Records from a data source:
· · ·

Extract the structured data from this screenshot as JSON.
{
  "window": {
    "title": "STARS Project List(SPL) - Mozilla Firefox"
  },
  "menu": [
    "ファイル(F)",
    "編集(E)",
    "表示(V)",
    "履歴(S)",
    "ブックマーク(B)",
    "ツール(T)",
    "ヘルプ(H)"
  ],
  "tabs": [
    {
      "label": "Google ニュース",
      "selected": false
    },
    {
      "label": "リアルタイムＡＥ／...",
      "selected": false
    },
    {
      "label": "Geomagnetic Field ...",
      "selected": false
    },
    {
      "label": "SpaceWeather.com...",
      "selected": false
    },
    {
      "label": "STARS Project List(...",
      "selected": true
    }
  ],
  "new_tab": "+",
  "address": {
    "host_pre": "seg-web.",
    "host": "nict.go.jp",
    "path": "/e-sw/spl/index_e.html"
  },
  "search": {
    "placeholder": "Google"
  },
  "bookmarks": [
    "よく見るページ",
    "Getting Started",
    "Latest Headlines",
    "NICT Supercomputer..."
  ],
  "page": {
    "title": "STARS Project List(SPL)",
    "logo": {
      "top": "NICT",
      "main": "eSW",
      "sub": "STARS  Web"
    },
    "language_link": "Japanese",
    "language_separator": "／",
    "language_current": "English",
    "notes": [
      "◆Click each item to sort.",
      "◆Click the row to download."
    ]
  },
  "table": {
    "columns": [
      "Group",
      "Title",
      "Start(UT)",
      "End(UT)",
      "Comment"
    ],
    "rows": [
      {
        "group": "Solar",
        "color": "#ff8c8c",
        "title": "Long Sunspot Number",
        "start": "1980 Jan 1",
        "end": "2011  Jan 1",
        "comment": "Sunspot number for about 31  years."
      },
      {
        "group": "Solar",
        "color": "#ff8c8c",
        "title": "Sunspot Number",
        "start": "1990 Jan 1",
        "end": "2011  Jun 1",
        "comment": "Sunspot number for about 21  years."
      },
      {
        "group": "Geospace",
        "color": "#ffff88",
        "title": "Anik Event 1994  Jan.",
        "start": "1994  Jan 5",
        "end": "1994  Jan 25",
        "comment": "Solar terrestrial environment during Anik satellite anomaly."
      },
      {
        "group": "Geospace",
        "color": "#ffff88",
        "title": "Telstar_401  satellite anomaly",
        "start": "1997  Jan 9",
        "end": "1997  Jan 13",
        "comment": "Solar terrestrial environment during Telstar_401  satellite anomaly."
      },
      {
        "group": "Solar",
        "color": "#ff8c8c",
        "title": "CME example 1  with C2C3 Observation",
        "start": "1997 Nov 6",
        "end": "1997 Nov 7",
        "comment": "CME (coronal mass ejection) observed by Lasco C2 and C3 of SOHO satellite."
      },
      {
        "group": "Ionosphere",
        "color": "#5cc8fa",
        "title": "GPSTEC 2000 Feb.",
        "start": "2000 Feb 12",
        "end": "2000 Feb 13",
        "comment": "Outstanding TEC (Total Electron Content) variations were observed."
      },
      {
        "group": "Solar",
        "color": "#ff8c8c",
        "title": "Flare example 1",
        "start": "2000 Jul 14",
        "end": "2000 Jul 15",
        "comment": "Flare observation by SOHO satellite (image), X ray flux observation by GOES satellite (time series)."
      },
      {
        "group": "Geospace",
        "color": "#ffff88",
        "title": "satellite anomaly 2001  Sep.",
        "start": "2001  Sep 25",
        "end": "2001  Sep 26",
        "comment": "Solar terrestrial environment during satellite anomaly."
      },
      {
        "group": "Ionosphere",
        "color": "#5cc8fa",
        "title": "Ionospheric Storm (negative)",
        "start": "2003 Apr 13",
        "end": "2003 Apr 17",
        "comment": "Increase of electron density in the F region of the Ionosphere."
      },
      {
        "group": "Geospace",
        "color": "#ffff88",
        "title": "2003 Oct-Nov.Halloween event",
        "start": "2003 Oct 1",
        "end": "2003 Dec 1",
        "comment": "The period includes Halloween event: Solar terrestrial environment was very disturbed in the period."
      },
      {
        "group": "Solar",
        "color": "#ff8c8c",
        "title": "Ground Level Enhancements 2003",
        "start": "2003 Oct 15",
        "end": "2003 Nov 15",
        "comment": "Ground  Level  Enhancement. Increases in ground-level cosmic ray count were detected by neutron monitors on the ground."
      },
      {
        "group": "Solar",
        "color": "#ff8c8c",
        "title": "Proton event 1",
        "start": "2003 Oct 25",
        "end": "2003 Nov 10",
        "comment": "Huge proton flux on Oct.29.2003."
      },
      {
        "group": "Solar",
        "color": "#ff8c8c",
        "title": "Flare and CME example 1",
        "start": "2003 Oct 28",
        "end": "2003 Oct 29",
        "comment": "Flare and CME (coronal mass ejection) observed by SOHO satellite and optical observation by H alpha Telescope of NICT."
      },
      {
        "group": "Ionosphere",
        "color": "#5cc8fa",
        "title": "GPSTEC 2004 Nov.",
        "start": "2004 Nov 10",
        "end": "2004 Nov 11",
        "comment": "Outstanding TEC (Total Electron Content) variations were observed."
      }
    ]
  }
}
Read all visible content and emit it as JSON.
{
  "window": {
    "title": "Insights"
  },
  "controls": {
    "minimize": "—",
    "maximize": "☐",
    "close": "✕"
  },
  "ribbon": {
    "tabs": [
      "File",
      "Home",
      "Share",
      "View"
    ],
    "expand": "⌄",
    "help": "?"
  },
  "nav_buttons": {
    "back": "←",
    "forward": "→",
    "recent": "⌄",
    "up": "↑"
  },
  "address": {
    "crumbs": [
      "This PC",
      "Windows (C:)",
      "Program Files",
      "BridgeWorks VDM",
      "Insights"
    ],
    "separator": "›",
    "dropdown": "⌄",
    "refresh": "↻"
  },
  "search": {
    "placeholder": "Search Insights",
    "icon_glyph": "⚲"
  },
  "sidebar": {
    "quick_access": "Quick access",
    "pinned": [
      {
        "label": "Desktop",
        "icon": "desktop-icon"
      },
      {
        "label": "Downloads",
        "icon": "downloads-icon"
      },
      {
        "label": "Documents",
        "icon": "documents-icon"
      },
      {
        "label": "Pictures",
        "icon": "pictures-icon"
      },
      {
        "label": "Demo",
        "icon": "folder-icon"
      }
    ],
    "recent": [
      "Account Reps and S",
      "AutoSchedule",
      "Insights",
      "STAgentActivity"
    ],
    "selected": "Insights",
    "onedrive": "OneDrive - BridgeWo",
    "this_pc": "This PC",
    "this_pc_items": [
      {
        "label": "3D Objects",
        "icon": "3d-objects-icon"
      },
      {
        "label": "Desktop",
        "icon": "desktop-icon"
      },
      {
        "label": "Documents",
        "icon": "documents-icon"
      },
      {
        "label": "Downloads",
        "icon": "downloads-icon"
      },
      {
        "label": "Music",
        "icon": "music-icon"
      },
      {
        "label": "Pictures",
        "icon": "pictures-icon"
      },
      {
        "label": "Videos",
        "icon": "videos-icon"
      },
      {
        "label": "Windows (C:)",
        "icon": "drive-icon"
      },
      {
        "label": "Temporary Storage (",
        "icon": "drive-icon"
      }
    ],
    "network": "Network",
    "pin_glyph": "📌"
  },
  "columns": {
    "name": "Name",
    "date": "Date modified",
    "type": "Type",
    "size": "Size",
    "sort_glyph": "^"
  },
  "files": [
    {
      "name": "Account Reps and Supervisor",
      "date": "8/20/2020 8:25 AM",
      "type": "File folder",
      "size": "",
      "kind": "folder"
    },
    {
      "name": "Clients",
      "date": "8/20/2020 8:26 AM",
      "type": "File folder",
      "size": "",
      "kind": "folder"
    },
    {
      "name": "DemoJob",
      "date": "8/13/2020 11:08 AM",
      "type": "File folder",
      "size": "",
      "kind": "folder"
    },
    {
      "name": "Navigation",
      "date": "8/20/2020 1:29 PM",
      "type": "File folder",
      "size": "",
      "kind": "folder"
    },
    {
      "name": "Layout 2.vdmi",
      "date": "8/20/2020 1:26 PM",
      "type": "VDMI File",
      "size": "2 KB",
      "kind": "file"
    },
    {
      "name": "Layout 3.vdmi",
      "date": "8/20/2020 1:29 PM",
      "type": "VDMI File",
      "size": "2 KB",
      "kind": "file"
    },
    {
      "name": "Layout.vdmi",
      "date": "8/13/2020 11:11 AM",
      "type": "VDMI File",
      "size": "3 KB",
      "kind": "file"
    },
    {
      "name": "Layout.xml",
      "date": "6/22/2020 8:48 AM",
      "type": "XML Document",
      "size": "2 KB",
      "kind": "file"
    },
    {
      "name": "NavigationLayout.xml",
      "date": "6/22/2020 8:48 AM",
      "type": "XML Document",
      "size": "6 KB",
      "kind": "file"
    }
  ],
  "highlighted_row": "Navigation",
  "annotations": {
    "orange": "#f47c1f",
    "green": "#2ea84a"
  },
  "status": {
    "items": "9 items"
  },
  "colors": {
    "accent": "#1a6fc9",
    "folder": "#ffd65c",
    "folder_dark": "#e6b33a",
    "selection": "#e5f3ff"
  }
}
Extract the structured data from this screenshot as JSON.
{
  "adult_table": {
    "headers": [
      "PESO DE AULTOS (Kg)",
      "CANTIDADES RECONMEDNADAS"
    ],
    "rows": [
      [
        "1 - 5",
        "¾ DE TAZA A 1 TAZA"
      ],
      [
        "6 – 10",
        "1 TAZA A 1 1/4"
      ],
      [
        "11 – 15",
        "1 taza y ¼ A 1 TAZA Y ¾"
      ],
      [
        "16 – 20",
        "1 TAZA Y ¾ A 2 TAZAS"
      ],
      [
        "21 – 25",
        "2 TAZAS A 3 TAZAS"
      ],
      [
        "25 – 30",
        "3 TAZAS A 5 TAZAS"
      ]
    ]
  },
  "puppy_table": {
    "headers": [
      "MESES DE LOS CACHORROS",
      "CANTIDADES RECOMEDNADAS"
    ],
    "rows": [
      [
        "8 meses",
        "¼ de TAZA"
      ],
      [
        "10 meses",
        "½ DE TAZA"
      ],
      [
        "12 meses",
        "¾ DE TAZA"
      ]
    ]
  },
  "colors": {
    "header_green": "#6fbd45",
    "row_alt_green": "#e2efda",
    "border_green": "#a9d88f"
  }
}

· · ·

Exercise description ->
From the entries above, copy each line holding "Google".

Result of the task ->
      "label": "Google ニュース",
    "placeholder": "Google"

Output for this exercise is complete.